(EXERCISE DETAILS):
The entries that follow should be written out exactly.

(EXERCISE DATA):
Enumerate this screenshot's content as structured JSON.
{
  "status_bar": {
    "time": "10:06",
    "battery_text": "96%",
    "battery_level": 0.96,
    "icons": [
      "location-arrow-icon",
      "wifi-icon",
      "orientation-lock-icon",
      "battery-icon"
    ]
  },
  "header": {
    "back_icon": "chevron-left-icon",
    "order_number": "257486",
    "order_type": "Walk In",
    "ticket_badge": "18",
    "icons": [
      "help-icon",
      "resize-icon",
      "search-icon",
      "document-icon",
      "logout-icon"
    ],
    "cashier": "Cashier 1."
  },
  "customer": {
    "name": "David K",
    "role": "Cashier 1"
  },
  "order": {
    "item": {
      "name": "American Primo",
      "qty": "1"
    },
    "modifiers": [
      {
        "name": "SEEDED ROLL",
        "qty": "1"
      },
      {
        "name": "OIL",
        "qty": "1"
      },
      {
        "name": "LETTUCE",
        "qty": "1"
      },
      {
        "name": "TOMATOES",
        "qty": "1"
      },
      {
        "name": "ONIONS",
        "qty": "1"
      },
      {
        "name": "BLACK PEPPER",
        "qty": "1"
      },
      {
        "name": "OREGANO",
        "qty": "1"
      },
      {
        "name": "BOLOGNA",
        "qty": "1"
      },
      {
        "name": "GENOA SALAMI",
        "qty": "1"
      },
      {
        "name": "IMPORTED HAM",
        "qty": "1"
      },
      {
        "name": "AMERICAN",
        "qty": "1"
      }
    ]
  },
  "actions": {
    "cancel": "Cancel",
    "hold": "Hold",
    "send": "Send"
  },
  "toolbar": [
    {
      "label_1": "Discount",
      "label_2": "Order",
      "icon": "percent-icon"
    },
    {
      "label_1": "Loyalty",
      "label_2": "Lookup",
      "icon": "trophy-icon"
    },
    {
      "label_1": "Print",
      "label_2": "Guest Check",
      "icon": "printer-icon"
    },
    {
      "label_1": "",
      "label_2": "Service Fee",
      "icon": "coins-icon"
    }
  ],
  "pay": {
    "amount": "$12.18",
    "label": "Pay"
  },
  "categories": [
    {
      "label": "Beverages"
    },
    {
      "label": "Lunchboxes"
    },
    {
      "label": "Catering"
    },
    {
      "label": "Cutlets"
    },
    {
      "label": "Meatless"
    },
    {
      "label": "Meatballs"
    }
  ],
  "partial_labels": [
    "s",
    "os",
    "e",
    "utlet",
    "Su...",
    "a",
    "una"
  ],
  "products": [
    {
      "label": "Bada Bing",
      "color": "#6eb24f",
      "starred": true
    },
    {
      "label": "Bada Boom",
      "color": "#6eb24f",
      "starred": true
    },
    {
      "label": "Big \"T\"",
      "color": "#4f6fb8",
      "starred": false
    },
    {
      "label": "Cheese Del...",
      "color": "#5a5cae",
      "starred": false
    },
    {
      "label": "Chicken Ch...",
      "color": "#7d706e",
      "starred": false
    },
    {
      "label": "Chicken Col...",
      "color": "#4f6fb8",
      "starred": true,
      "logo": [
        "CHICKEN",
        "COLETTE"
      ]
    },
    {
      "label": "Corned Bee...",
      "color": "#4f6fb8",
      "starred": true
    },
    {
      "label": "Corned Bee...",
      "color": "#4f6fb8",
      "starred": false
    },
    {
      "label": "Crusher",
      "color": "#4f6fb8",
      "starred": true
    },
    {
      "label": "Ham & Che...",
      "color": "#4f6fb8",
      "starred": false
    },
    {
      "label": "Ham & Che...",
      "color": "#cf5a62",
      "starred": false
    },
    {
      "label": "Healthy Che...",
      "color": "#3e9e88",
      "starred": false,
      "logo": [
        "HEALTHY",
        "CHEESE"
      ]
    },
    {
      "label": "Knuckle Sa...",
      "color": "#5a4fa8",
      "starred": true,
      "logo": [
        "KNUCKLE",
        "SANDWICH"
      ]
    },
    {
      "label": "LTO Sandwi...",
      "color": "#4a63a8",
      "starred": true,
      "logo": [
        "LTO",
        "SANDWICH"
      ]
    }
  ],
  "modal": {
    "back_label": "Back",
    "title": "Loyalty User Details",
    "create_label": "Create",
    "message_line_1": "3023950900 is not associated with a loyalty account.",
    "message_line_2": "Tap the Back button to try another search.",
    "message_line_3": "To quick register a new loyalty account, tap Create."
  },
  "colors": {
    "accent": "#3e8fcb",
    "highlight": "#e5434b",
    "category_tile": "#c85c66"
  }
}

(WRITTEN ANSWER):
Enumerate this screenshot's content as structured JSON.
{
  "status_bar": {
    "time": "10:06",
    "battery_text": "96%",
    "battery_level": 0.96,
    "icons": [
      "location-arrow-icon",
      "wifi-icon",
      "orientation-lock-icon",
      "battery-icon"
    ]
  },
  "header": {
    "back_icon": "chevron-left-icon",
    "order_number": "257486",
    "order_type": "Walk In",
    "ticket_badge": "18",
    "icons": [
      "help-icon",
      "resize-icon",
      "search-icon",
      "document-icon",
      "logout-icon"
    ],
    "cashier": "Cashier 1."
  },
  "customer": {
    "name": "David K",
    "role": "Cashier 1"
  },
  "order": {
    "item": {
      "name": "American Primo",
      "qty": "1"
    },
    "modifiers": [
      {
        "name": "SEEDED ROLL",
        "qty": "1"
      },
      {
        "name": "OIL",
        "qty": "1"
      },
      {
        "name": "LETTUCE",
        "qty": "1"
      },
      {
        "name": "TOMATOES",
        "qty": "1"
      },
      {
        "name": "ONIONS",
        "qty": "1"
      },
      {
        "name": "BLACK PEPPER",
        "qty": "1"
      },
      {
        "name": "OREGANO",
        "qty": "1"
      },
      {
        "name": "BOLOGNA",
        "qty": "1"
      },
      {
        "name": "GENOA SALAMI",
        "qty": "1"
      },
      {
        "name": "IMPORTED HAM",
        "qty": "1"
      },
      {
        "name": "AMERICAN",
        "qty": "1"
      }
    ]
  },
  "actions": {
    "cancel": "Cancel",
    "hold": "Hold",
    "send": "Send"
  },
  "toolbar": [
    {
      "label_1": "Discount",
      "label_2": "Order",
      "icon": "percent-icon"
    },
    {
      "label_1": "Loyalty",
      "label_2": "Lookup",
      "icon": "trophy-icon"
    },
    {
      "label_1": "Print",
      "label_2": "Guest Check",
      "icon": "printer-icon"
    },
    {
      "label_1": "",
      "label_2": "Service Fee",
      "icon": "coins-icon"
    }
  ],
  "pay": {
    "amount": "$12.18",
    "label": "Pay"
  },
  "categories": [
    {
      "label": "Beverages"
    },
    {
      "label": "Lunchboxes"
    },
    {
      "label": "Catering"
    },
    {
      "label": "Cutlets"
    },
    {
      "label": "Meatless"
    },
    {
      "label": "Meatballs"
    }
  ],
  "partial_labels": [
    "s",
    "os",
    "e",
    "utlet",
    "Su...",
    "a",
    "una"
  ],
  "products": [
    {
      "label": "Bada Bing",
      "color": "#6eb24f",
      "starred": true
    },
    {
      "label": "Bada Boom",
      "color": "#6eb24f",
      "starred": true
    },
    {
      "label": "Big \"T\"",
      "color": "#4f6fb8",
      "starred": false
    },
    {
      "label": "Cheese Del...",
      "color": "#5a5cae",
      "starred": false
    },
    {
      "label": "Chicken Ch...",
      "color": "#7d706e",
      "starred": false
    },
    {
      "label": "Chicken Col...",
      "color": "#4f6fb8",
      "starred": true,
      "logo": [
        "CHICKEN",
        "COLETTE"
      ]
    },
    {
      "label": "Corned Bee...",
      "color": "#4f6fb8",
      "starred": true
    },
    {
      "label": "Corned Bee...",
      "color": "#4f6fb8",
      "starred": false
    },
    {
      "label": "Crusher",
      "color": "#4f6fb8",
      "starred": true
    },
    {
      "label": "Ham & Che...",
      "color": "#4f6fb8",
      "starred": false
    },
    {
      "label": "Ham & Che...",
      "color": "#cf5a62",
      "starred": false
    },
    {
      "label": "Healthy Che...",
      "color": "#3e9e88",
      "starred": false,
      "logo": [
        "HEALTHY",
        "CHEESE"
      ]
    },
    {
      "label": "Knuckle Sa...",
      "color": "#5a4fa8",
      "starred": true,
      "logo": [
        "KNUCKLE",
        "SANDWICH"
      ]
    },
    {
      "label": "LTO Sandwi...",
      "color": "#4a63a8",
      "starred": true,
      "logo": [
        "LTO",
        "SANDWICH"
      ]
    }
  ],
  "modal": {
    "back_label": "Back",
    "title": "Loyalty User Details",
    "create_label": "Create",
    "message_line_1": "3023950900 is not associated with a loyalty account.",
    "message_line_2": "Tap the Back button to try another search.",
    "message_line_3": "To quick register a new loyalty account, tap Create."
  },
  "colors": {
    "accent": "#3e8fcb",
    "highlight": "#e5434b",
    "category_tile": "#c85c66"
  }
}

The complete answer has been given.